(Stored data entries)
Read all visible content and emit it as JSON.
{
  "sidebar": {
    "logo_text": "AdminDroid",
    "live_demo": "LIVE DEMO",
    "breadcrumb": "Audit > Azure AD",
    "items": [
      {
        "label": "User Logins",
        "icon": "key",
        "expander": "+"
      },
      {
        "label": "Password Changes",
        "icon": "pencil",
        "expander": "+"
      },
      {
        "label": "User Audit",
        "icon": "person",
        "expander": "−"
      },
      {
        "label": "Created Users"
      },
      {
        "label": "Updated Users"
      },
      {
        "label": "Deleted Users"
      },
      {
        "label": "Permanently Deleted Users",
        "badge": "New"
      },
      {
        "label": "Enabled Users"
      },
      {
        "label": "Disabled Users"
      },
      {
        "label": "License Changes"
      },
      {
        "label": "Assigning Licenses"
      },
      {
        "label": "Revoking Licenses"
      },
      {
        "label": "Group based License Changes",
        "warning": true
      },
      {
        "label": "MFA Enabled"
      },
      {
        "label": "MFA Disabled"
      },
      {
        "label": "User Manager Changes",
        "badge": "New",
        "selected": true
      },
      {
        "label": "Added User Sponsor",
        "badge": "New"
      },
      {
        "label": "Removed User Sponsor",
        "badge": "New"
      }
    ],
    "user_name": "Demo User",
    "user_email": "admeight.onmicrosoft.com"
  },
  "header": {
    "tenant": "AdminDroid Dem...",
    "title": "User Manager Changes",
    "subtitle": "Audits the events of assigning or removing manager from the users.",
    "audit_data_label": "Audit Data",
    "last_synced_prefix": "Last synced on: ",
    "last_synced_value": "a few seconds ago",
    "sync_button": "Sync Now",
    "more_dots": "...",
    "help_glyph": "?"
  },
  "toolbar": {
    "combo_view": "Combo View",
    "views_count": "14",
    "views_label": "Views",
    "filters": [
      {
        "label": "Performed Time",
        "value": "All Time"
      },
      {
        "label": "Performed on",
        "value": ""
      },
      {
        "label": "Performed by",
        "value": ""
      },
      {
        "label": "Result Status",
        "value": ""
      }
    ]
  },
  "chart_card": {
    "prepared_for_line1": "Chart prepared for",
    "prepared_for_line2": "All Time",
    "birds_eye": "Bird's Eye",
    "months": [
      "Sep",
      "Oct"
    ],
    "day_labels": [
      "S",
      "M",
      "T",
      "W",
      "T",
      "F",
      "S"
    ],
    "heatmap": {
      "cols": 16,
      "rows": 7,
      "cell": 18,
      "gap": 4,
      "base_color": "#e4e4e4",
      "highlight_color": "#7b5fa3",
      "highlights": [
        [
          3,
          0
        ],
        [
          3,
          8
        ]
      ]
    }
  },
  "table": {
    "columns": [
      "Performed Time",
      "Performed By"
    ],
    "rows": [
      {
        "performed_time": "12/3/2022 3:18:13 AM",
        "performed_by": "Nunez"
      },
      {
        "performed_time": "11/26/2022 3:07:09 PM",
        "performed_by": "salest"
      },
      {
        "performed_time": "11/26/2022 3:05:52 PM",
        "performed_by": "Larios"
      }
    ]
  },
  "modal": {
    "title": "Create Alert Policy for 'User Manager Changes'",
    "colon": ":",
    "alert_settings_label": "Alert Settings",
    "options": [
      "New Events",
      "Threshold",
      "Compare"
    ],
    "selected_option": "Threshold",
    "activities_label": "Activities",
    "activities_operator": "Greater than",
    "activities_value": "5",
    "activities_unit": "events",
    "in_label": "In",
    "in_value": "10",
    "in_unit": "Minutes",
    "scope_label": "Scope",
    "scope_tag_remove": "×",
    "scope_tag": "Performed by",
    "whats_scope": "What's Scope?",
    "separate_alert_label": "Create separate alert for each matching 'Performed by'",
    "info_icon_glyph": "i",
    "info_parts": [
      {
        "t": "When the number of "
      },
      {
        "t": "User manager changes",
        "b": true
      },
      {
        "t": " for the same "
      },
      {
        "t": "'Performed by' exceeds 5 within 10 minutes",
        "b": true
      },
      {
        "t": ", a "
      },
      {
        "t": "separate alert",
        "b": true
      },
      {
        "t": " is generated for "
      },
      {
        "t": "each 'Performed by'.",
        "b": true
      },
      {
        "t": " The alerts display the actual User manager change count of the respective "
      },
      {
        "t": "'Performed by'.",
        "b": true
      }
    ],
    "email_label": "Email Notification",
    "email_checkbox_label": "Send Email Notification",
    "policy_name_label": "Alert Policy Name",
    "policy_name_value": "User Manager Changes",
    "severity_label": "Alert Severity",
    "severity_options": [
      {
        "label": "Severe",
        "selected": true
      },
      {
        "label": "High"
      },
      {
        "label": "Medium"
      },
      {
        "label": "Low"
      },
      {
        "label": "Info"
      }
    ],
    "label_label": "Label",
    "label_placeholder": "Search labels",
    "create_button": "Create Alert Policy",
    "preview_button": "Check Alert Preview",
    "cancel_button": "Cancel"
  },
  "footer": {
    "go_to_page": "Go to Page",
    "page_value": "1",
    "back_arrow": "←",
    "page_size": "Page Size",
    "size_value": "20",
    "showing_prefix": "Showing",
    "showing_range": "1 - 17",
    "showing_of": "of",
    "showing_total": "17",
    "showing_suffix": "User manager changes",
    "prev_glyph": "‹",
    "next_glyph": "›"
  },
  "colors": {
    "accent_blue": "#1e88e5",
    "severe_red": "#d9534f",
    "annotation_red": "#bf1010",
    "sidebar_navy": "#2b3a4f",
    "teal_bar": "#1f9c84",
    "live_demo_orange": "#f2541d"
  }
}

» **Work to complete**
Would you write down every record again, exactly?

» **Solved problem**
Read all visible content and emit it as JSON.
{
  "sidebar": {
    "logo_text": "AdminDroid",
    "live_demo": "LIVE DEMO",
    "breadcrumb": "Audit > Azure AD",
    "items": [
      {
        "label": "User Logins",
        "icon": "key",
        "expander": "+"
      },
      {
        "label": "Password Changes",
        "icon": "pencil",
        "expander": "+"
      },
      {
        "label": "User Audit",
        "icon": "person",
        "expander": "−"
      },
      {
        "label": "Created Users"
      },
      {
        "label": "Updated Users"
      },
      {
        "label": "Deleted Users"
      },
      {
        "label": "Permanently Deleted Users",
        "badge": "New"
      },
      {
        "label": "Enabled Users"
      },
      {
        "label": "Disabled Users"
      },
      {
        "label": "License Changes"
      },
      {
        "label": "Assigning Licenses"
      },
      {
        "label": "Revoking Licenses"
      },
      {
        "label": "Group based License Changes",
        "warning": true
      },
      {
        "label": "MFA Enabled"
      },
      {
        "label": "MFA Disabled"
      },
      {
        "label": "User Manager Changes",
        "badge": "New",
        "selected": true
      },
      {
        "label": "Added User Sponsor",
        "badge": "New"
      },
      {
        "label": "Removed User Sponsor",
        "badge": "New"
      }
    ],
    "user_name": "Demo User",
    "user_email": "admeight.onmicrosoft.com"
  },
  "header": {
    "tenant": "AdminDroid Dem...",
    "title": "User Manager Changes",
    "subtitle": "Audits the events of assigning or removing manager from the users.",
    "audit_data_label": "Audit Data",
    "last_synced_prefix": "Last synced on: ",
    "last_synced_value": "a few seconds ago",
    "sync_button": "Sync Now",
    "more_dots": "...",
    "help_glyph": "?"
  },
  "toolbar": {
    "combo_view": "Combo View",
    "views_count": "14",
    "views_label": "Views",
    "filters": [
      {
        "label": "Performed Time",
        "value": "All Time"
      },
      {
        "label": "Performed on",
        "value": ""
      },
      {
        "label": "Performed by",
        "value": ""
      },
      {
        "label": "Result Status",
        "value": ""
      }
    ]
  },
  "chart_card": {
    "prepared_for_line1": "Chart prepared for",
    "prepared_for_line2": "All Time",
    "birds_eye": "Bird's Eye",
    "months": [
      "Sep",
      "Oct"
    ],
    "day_labels": [
      "S",
      "M",
      "T",
      "W",
      "T",
      "F",
      "S"
    ],
    "heatmap": {
      "cols": 16,
      "rows": 7,
      "cell": 18,
      "gap": 4,
      "base_color": "#e4e4e4",
      "highlight_color": "#7b5fa3",
      "highlights": [
        [
          3,
          0
        ],
        [
          3,
          8
        ]
      ]
    }
  },
  "table": {
    "columns": [
      "Performed Time",
      "Performed By"
    ],
    "rows": [
      {
        "performed_time": "12/3/2022 3:18:13 AM",
        "performed_by": "Nunez"
      },
      {
        "performed_time": "11/26/2022 3:07:09 PM",
        "performed_by": "salest"
      },
      {
        "performed_time": "11/26/2022 3:05:52 PM",
        "performed_by": "Larios"
      }
    ]
  },
  "modal": {
    "title": "Create Alert Policy for 'User Manager Changes'",
    "colon": ":",
    "alert_settings_label": "Alert Settings",
    "options": [
      "New Events",
      "Threshold",
      "Compare"
    ],
    "selected_option": "Threshold",
    "activities_label": "Activities",
    "activities_operator": "Greater than",
    "activities_value": "5",
    "activities_unit": "events",
    "in_label": "In",
    "in_value": "10",
    "in_unit": "Minutes",
    "scope_label": "Scope",
    "scope_tag_remove": "×",
    "scope_tag": "Performed by",
    "whats_scope": "What's Scope?",
    "separate_alert_label": "Create separate alert for each matching 'Performed by'",
    "info_icon_glyph": "i",
    "info_parts": [
      {
        "t": "When the number of "
      },
      {
        "t": "User manager changes",
        "b": true
      },
      {
        "t": " for the same "
      },
      {
        "t": "'Performed by' exceeds 5 within 10 minutes",
        "b": true
      },
      {
        "t": ", a "
      },
      {
        "t": "separate alert",
        "b": true
      },
      {
        "t": " is generated for "
      },
      {
        "t": "each 'Performed by'.",
        "b": true
      },
      {
        "t": " The alerts display the actual User manager change count of the respective "
      },
      {
        "t": "'Performed by'.",
        "b": true
      }
    ],
    "email_label": "Email Notification",
    "email_checkbox_label": "Send Email Notification",
    "policy_name_label": "Alert Policy Name",
    "policy_name_value": "User Manager Changes",
    "severity_label": "Alert Severity",
    "severity_options": [
      {
        "label": "Severe",
        "selected": true
      },
      {
        "label": "High"
      },
      {
        "label": "Medium"
      },
      {
        "label": "Low"
      },
      {
        "label": "Info"
      }
    ],
    "label_label": "Label",
    "label_placeholder": "Search labels",
    "create_button": "Create Alert Policy",
    "preview_button": "Check Alert Preview",
    "cancel_button": "Cancel"
  },
  "footer": {
    "go_to_page": "Go to Page",
    "page_value": "1",
    "back_arrow": "←",
    "page_size": "Page Size",
    "size_value": "20",
    "showing_prefix": "Showing",
    "showing_range": "1 - 17",
    "showing_of": "of",
    "showing_total": "17",
    "showing_suffix": "User manager changes",
    "prev_glyph": "‹",
    "next_glyph": "›"
  },
  "colors": {
    "accent_blue": "#1e88e5",
    "severe_red": "#d9534f",
    "annotation_red": "#bf1010",
    "sidebar_navy": "#2b3a4f",
    "teal_bar": "#1f9c84",
    "live_demo_orange": "#f2541d"
  }
}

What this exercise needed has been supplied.